▶ Requirements:
Which lines contain the string "JSON"? Please list every one of them.

▶ Data provided:
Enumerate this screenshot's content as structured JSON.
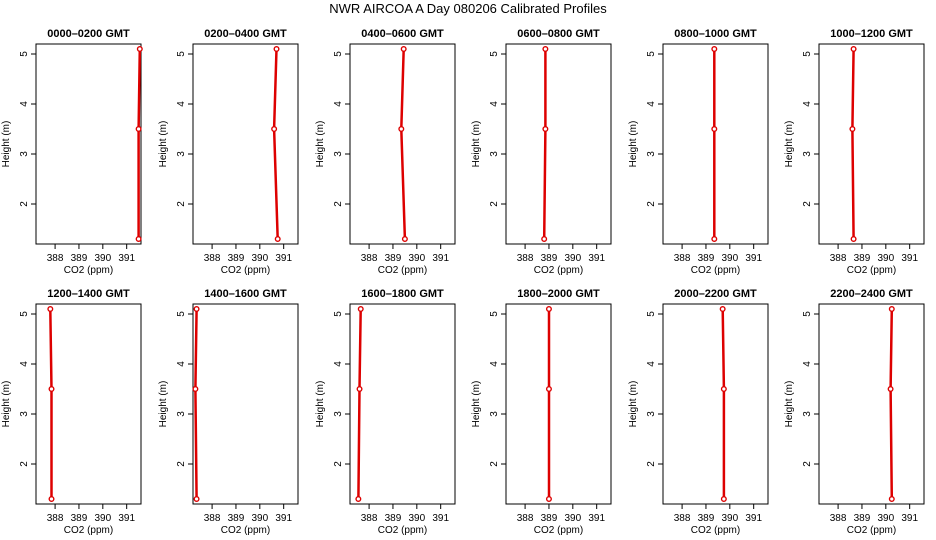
{
  "title": "NWR AIRCOA A  Day 080206  Calibrated Profiles",
  "colors": {
    "profile": "#dd0000",
    "axis": "#000000",
    "background": "#ffffff"
  },
  "chart_data": [
    {
      "type": "line",
      "title": "0000–0200 GMT",
      "xlabel": "CO2 (ppm)",
      "ylabel": "Height (m)",
      "xlim": [
        387.2,
        391.6
      ],
      "ylim": [
        1.2,
        5.2
      ],
      "xticks": [
        388,
        389,
        390,
        391
      ],
      "yticks": [
        2,
        3,
        4,
        5
      ],
      "grid": false,
      "series": [
        {
          "x": [
            391.5,
            391.5,
            391.55
          ],
          "y": [
            1.3,
            3.5,
            5.1
          ]
        }
      ]
    },
    {
      "type": "line",
      "title": "0200–0400 GMT",
      "xlabel": "CO2 (ppm)",
      "ylabel": "Height (m)",
      "xlim": [
        387.2,
        391.6
      ],
      "ylim": [
        1.2,
        5.2
      ],
      "xticks": [
        388,
        389,
        390,
        391
      ],
      "yticks": [
        2,
        3,
        4,
        5
      ],
      "grid": false,
      "series": [
        {
          "x": [
            390.75,
            390.6,
            390.7
          ],
          "y": [
            1.3,
            3.5,
            5.1
          ]
        }
      ]
    },
    {
      "type": "line",
      "title": "0400–0600 GMT",
      "xlabel": "CO2 (ppm)",
      "ylabel": "Height (m)",
      "xlim": [
        387.2,
        391.6
      ],
      "ylim": [
        1.2,
        5.2
      ],
      "xticks": [
        388,
        389,
        390,
        391
      ],
      "yticks": [
        2,
        3,
        4,
        5
      ],
      "grid": false,
      "series": [
        {
          "x": [
            389.5,
            389.35,
            389.45
          ],
          "y": [
            1.3,
            3.5,
            5.1
          ]
        }
      ]
    },
    {
      "type": "line",
      "title": "0600–0800 GMT",
      "xlabel": "CO2 (ppm)",
      "ylabel": "Height (m)",
      "xlim": [
        387.2,
        391.6
      ],
      "ylim": [
        1.2,
        5.2
      ],
      "xticks": [
        388,
        389,
        390,
        391
      ],
      "yticks": [
        2,
        3,
        4,
        5
      ],
      "grid": false,
      "series": [
        {
          "x": [
            388.8,
            388.85,
            388.85
          ],
          "y": [
            1.3,
            3.5,
            5.1
          ]
        }
      ]
    },
    {
      "type": "line",
      "title": "0800–1000 GMT",
      "xlabel": "CO2 (ppm)",
      "ylabel": "Height (m)",
      "xlim": [
        387.2,
        391.6
      ],
      "ylim": [
        1.2,
        5.2
      ],
      "xticks": [
        388,
        389,
        390,
        391
      ],
      "yticks": [
        2,
        3,
        4,
        5
      ],
      "grid": false,
      "series": [
        {
          "x": [
            389.35,
            389.35,
            389.35
          ],
          "y": [
            1.3,
            3.5,
            5.1
          ]
        }
      ]
    },
    {
      "type": "line",
      "title": "1000–1200 GMT",
      "xlabel": "CO2 (ppm)",
      "ylabel": "Height (m)",
      "xlim": [
        387.2,
        391.6
      ],
      "ylim": [
        1.2,
        5.2
      ],
      "xticks": [
        388,
        389,
        390,
        391
      ],
      "yticks": [
        2,
        3,
        4,
        5
      ],
      "grid": false,
      "series": [
        {
          "x": [
            388.65,
            388.6,
            388.65
          ],
          "y": [
            1.3,
            3.5,
            5.1
          ]
        }
      ]
    },
    {
      "type": "line",
      "title": "1200–1400 GMT",
      "xlabel": "CO2 (ppm)",
      "ylabel": "Height (m)",
      "xlim": [
        387.2,
        391.6
      ],
      "ylim": [
        1.2,
        5.2
      ],
      "xticks": [
        388,
        389,
        390,
        391
      ],
      "yticks": [
        2,
        3,
        4,
        5
      ],
      "grid": false,
      "series": [
        {
          "x": [
            387.85,
            387.85,
            387.8
          ],
          "y": [
            1.3,
            3.5,
            5.1
          ]
        }
      ]
    },
    {
      "type": "line",
      "title": "1400–1600 GMT",
      "xlabel": "CO2 (ppm)",
      "ylabel": "Height (m)",
      "xlim": [
        387.2,
        391.6
      ],
      "ylim": [
        1.2,
        5.2
      ],
      "xticks": [
        388,
        389,
        390,
        391
      ],
      "yticks": [
        2,
        3,
        4,
        5
      ],
      "grid": false,
      "series": [
        {
          "x": [
            387.35,
            387.3,
            387.35
          ],
          "y": [
            1.3,
            3.5,
            5.1
          ]
        }
      ]
    },
    {
      "type": "line",
      "title": "1600–1800 GMT",
      "xlabel": "CO2 (ppm)",
      "ylabel": "Height (m)",
      "xlim": [
        387.2,
        391.6
      ],
      "ylim": [
        1.2,
        5.2
      ],
      "xticks": [
        388,
        389,
        390,
        391
      ],
      "yticks": [
        2,
        3,
        4,
        5
      ],
      "grid": false,
      "series": [
        {
          "x": [
            387.55,
            387.6,
            387.65
          ],
          "y": [
            1.3,
            3.5,
            5.1
          ]
        }
      ]
    },
    {
      "type": "line",
      "title": "1800–2000 GMT",
      "xlabel": "CO2 (ppm)",
      "ylabel": "Height (m)",
      "xlim": [
        387.2,
        391.6
      ],
      "ylim": [
        1.2,
        5.2
      ],
      "xticks": [
        388,
        389,
        390,
        391
      ],
      "yticks": [
        2,
        3,
        4,
        5
      ],
      "grid": false,
      "series": [
        {
          "x": [
            389.0,
            389.0,
            389.0
          ],
          "y": [
            1.3,
            3.5,
            5.1
          ]
        }
      ]
    },
    {
      "type": "line",
      "title": "2000–2200 GMT",
      "xlabel": "CO2 (ppm)",
      "ylabel": "Height (m)",
      "xlim": [
        387.2,
        391.6
      ],
      "ylim": [
        1.2,
        5.2
      ],
      "xticks": [
        388,
        389,
        390,
        391
      ],
      "yticks": [
        2,
        3,
        4,
        5
      ],
      "grid": false,
      "series": [
        {
          "x": [
            389.75,
            389.75,
            389.7
          ],
          "y": [
            1.3,
            3.5,
            5.1
          ]
        }
      ]
    },
    {
      "type": "line",
      "title": "2200–2400 GMT",
      "xlabel": "CO2 (ppm)",
      "ylabel": "Height (m)",
      "xlim": [
        387.2,
        391.6
      ],
      "ylim": [
        1.2,
        5.2
      ],
      "xticks": [
        388,
        389,
        390,
        391
      ],
      "yticks": [
        2,
        3,
        4,
        5
      ],
      "grid": false,
      "series": [
        {
          "x": [
            390.25,
            390.2,
            390.25
          ],
          "y": [
            1.3,
            3.5,
            5.1
          ]
        }
      ]
    }
  ]
}
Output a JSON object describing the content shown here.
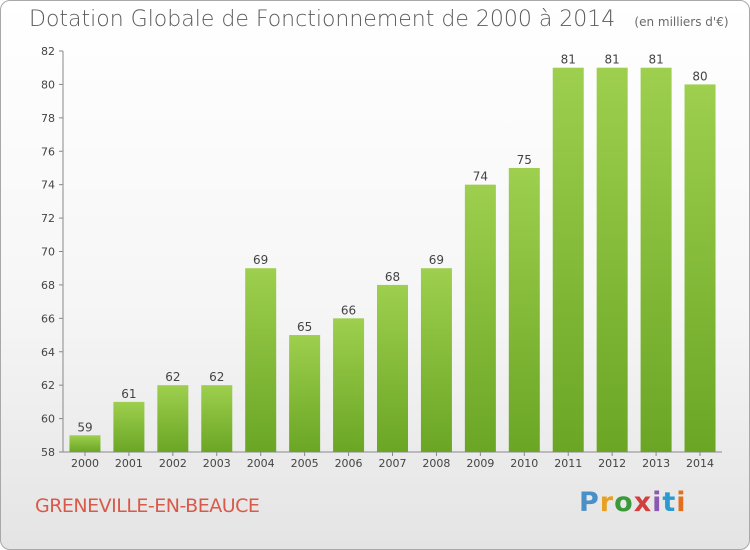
{
  "header": {
    "title": "Dotation Globale de Fonctionnement de 2000 à 2014",
    "subtitle": "(en milliers d'€)"
  },
  "footer": {
    "commune": "GRENEVILLE-EN-BEAUCE",
    "brand": "Proxiti"
  },
  "colors": {
    "bar_top": "#9ecf4e",
    "bar_bottom": "#6aa624",
    "commune_text": "#d95a4a"
  },
  "chart_data": {
    "type": "bar",
    "title": "Dotation Globale de Fonctionnement de 2000 à 2014",
    "subtitle": "(en milliers d'€)",
    "categories": [
      "2000",
      "2001",
      "2002",
      "2003",
      "2004",
      "2005",
      "2006",
      "2007",
      "2008",
      "2009",
      "2010",
      "2011",
      "2012",
      "2013",
      "2014"
    ],
    "values": [
      59,
      61,
      62,
      62,
      69,
      65,
      66,
      68,
      69,
      74,
      75,
      81,
      81,
      81,
      80
    ],
    "ylim": [
      58,
      82
    ],
    "yticks": [
      58,
      60,
      62,
      64,
      66,
      68,
      70,
      72,
      74,
      76,
      78,
      80,
      82
    ],
    "xlabel": "",
    "ylabel": "",
    "grid": false,
    "data_labels": true
  }
}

▶ Answer to the exercise:
Enumerate this screenshot's content as structured JSON.
Output a JSON object describing the content shown here.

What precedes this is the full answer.